-- Start of Material provided --

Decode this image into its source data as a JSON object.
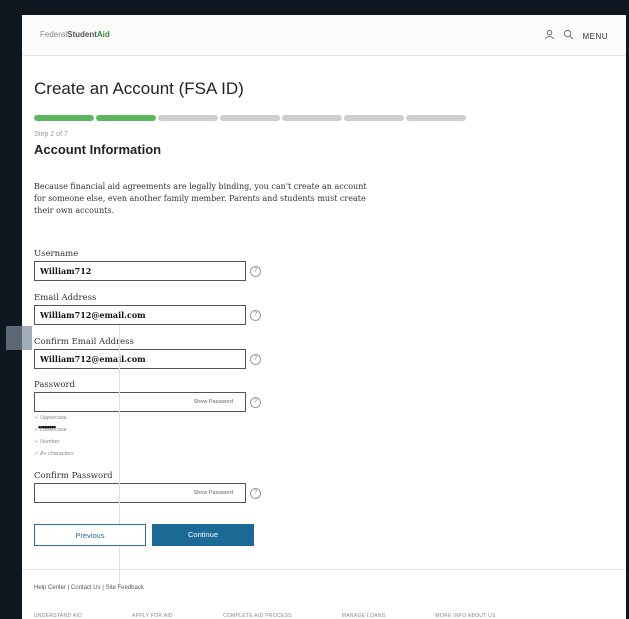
{
  "header": {
    "brand_prefix": "Federal",
    "brand_student": "Student",
    "brand_aid": "Aid",
    "menu_label": "MENU",
    "icons": [
      "user-icon",
      "search-icon"
    ]
  },
  "page": {
    "title": "Create an Account (FSA ID)",
    "progress": {
      "current_step": 2,
      "total_steps": 7
    },
    "step_label": "Step 2 of 7",
    "section_title": "Account Information",
    "intro": "Because financial aid agreements are legally binding, you can't create an account for someone else, even another family member. Parents and students must create their own accounts."
  },
  "form": {
    "username": {
      "label": "Username",
      "value": "William712"
    },
    "email": {
      "label": "Email Address",
      "value": "William712@email.com"
    },
    "confirm_email": {
      "label": "Confirm Email Address",
      "value": "William712@email.com"
    },
    "password": {
      "label": "Password",
      "masked": "••••••••",
      "show_label": "Show Password"
    },
    "requirements": [
      "Uppercase",
      "Lowercase",
      "Number",
      "8+ characters"
    ],
    "confirm_password": {
      "label": "Confirm Password",
      "show_label": "Show Password"
    },
    "help_glyph": "?"
  },
  "buttons": {
    "previous": "Previous",
    "continue": "Continue"
  },
  "footer": {
    "links": "Help Center | Contact Us | Site Feedback",
    "nav": [
      "UNDERSTAND AID",
      "APPLY FOR AID",
      "COMPLETE AID PROCESS",
      "MANAGE LOANS",
      "MORE INFO ABOUT US"
    ]
  },
  "colors": {
    "progress_done": "#5cb85c",
    "primary": "#1d6a96",
    "brand_green": "#2f8f3a"
  }
}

-- End of Material provided --

Using the material above, retype each entry exactly and omit the pictures.

Decode this image into its source data as a JSON object.
{
  "header": {
    "brand_prefix": "Federal",
    "brand_student": "Student",
    "brand_aid": "Aid",
    "menu_label": "MENU",
    "icons": [
      "user-icon",
      "search-icon"
    ]
  },
  "page": {
    "title": "Create an Account (FSA ID)",
    "progress": {
      "current_step": 2,
      "total_steps": 7
    },
    "step_label": "Step 2 of 7",
    "section_title": "Account Information",
    "intro": "Because financial aid agreements are legally binding, you can't create an account for someone else, even another family member. Parents and students must create their own accounts."
  },
  "form": {
    "username": {
      "label": "Username",
      "value": "William712"
    },
    "email": {
      "label": "Email Address",
      "value": "William712@email.com"
    },
    "confirm_email": {
      "label": "Confirm Email Address",
      "value": "William712@email.com"
    },
    "password": {
      "label": "Password",
      "masked": "••••••••",
      "show_label": "Show Password"
    },
    "requirements": [
      "Uppercase",
      "Lowercase",
      "Number",
      "8+ characters"
    ],
    "confirm_password": {
      "label": "Confirm Password",
      "show_label": "Show Password"
    },
    "help_glyph": "?"
  },
  "buttons": {
    "previous": "Previous",
    "continue": "Continue"
  },
  "footer": {
    "links": "Help Center | Contact Us | Site Feedback",
    "nav": [
      "UNDERSTAND AID",
      "APPLY FOR AID",
      "COMPLETE AID PROCESS",
      "MANAGE LOANS",
      "MORE INFO ABOUT US"
    ]
  },
  "colors": {
    "progress_done": "#5cb85c",
    "primary": "#1d6a96",
    "brand_green": "#2f8f3a"
  }
}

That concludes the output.